Search the data for the string "teoria" and extract every line where it appears.

#### MATERIAL FOR THIS TASK
==========
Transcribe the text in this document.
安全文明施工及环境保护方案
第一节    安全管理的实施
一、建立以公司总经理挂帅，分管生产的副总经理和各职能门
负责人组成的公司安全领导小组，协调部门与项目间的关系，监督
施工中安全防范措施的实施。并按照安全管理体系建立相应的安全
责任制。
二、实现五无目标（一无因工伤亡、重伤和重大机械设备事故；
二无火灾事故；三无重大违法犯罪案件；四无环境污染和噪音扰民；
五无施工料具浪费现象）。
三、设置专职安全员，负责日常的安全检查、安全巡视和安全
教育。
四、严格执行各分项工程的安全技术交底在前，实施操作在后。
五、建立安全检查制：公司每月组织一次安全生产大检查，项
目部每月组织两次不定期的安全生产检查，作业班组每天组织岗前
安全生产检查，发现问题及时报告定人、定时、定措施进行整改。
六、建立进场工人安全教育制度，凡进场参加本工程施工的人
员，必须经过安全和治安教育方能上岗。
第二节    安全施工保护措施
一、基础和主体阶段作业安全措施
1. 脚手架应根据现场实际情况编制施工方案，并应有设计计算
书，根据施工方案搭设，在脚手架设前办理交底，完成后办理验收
==========
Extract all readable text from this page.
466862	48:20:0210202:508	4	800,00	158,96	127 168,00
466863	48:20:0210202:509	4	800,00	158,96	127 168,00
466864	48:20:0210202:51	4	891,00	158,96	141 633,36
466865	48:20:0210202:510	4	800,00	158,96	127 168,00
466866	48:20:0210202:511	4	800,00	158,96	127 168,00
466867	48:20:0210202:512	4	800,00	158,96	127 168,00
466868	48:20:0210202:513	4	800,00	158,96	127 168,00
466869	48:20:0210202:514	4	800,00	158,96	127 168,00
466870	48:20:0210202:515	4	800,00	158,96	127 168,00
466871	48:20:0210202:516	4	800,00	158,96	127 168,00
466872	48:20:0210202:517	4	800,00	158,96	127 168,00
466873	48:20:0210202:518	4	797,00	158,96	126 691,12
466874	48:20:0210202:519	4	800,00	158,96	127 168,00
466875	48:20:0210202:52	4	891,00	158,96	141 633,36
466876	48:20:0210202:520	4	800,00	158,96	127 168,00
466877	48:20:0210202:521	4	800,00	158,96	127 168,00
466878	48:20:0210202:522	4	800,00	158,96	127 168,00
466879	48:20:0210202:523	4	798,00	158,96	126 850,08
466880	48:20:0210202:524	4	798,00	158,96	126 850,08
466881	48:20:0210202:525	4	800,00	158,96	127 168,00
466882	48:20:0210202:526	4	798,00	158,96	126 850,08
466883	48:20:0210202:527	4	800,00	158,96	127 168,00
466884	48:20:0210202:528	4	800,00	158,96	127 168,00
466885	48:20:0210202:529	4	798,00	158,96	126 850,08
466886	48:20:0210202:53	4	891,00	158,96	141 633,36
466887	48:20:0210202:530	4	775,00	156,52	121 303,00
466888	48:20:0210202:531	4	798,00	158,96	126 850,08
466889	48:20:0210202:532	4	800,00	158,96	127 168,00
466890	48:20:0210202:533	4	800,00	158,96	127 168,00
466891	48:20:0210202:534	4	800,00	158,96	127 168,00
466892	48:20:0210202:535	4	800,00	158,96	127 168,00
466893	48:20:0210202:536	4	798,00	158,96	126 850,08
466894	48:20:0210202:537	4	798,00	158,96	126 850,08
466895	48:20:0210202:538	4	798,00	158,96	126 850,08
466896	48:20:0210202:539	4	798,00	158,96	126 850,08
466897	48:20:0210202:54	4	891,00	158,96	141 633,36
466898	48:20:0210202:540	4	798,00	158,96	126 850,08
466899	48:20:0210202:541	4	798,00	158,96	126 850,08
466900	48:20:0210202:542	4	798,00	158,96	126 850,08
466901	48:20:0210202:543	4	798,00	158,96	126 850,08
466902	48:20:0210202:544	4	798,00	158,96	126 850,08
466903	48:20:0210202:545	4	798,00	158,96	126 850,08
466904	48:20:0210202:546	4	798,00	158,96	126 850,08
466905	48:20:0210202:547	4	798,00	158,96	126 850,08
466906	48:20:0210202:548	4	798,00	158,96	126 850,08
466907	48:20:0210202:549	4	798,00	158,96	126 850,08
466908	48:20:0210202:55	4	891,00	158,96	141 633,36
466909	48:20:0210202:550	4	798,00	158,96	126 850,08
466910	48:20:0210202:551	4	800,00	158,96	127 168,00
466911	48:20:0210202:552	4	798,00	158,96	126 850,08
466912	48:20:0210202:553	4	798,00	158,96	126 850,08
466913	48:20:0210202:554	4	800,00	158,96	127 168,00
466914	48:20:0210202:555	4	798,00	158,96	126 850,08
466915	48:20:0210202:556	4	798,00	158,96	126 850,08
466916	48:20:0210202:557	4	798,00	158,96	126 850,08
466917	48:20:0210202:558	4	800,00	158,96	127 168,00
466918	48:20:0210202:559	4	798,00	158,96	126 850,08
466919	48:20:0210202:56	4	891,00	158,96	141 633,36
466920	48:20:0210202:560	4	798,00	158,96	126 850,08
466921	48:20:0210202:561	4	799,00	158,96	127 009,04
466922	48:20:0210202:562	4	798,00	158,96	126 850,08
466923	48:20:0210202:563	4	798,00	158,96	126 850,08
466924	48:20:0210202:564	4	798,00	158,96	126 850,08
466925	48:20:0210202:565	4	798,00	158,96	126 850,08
==========
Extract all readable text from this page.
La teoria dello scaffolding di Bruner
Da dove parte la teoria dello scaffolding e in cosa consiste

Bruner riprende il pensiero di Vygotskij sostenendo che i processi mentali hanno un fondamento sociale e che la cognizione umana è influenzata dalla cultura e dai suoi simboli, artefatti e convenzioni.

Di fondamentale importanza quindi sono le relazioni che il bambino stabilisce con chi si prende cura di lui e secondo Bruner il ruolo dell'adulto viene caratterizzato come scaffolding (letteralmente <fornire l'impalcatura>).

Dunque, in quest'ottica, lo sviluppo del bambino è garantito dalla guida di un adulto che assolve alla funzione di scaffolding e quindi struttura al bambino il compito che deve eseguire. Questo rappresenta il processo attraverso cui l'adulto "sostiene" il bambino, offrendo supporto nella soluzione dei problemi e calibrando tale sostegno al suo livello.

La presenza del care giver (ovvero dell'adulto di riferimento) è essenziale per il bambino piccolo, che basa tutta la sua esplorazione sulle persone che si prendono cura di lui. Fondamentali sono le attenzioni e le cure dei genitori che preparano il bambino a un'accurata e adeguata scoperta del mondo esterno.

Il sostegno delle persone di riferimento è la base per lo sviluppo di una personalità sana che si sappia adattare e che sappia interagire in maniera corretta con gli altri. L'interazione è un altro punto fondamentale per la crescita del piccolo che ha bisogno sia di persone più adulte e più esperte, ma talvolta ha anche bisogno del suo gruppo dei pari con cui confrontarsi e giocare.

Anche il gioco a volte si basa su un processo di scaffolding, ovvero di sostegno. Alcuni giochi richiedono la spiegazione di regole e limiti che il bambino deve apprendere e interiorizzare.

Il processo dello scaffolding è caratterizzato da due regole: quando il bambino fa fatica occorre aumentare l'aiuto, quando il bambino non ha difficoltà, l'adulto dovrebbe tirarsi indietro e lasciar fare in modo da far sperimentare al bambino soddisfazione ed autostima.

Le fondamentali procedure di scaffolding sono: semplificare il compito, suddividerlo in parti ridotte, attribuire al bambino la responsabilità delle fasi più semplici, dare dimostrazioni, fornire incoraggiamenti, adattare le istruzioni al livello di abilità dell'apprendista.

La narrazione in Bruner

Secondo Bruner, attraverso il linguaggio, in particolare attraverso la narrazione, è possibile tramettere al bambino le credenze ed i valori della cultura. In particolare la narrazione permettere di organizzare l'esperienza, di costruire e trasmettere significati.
==========
#### TASK RESULT
La teoria dello scaffolding di Bruner
Da dove parte la teoria dello scaffolding e in cosa consiste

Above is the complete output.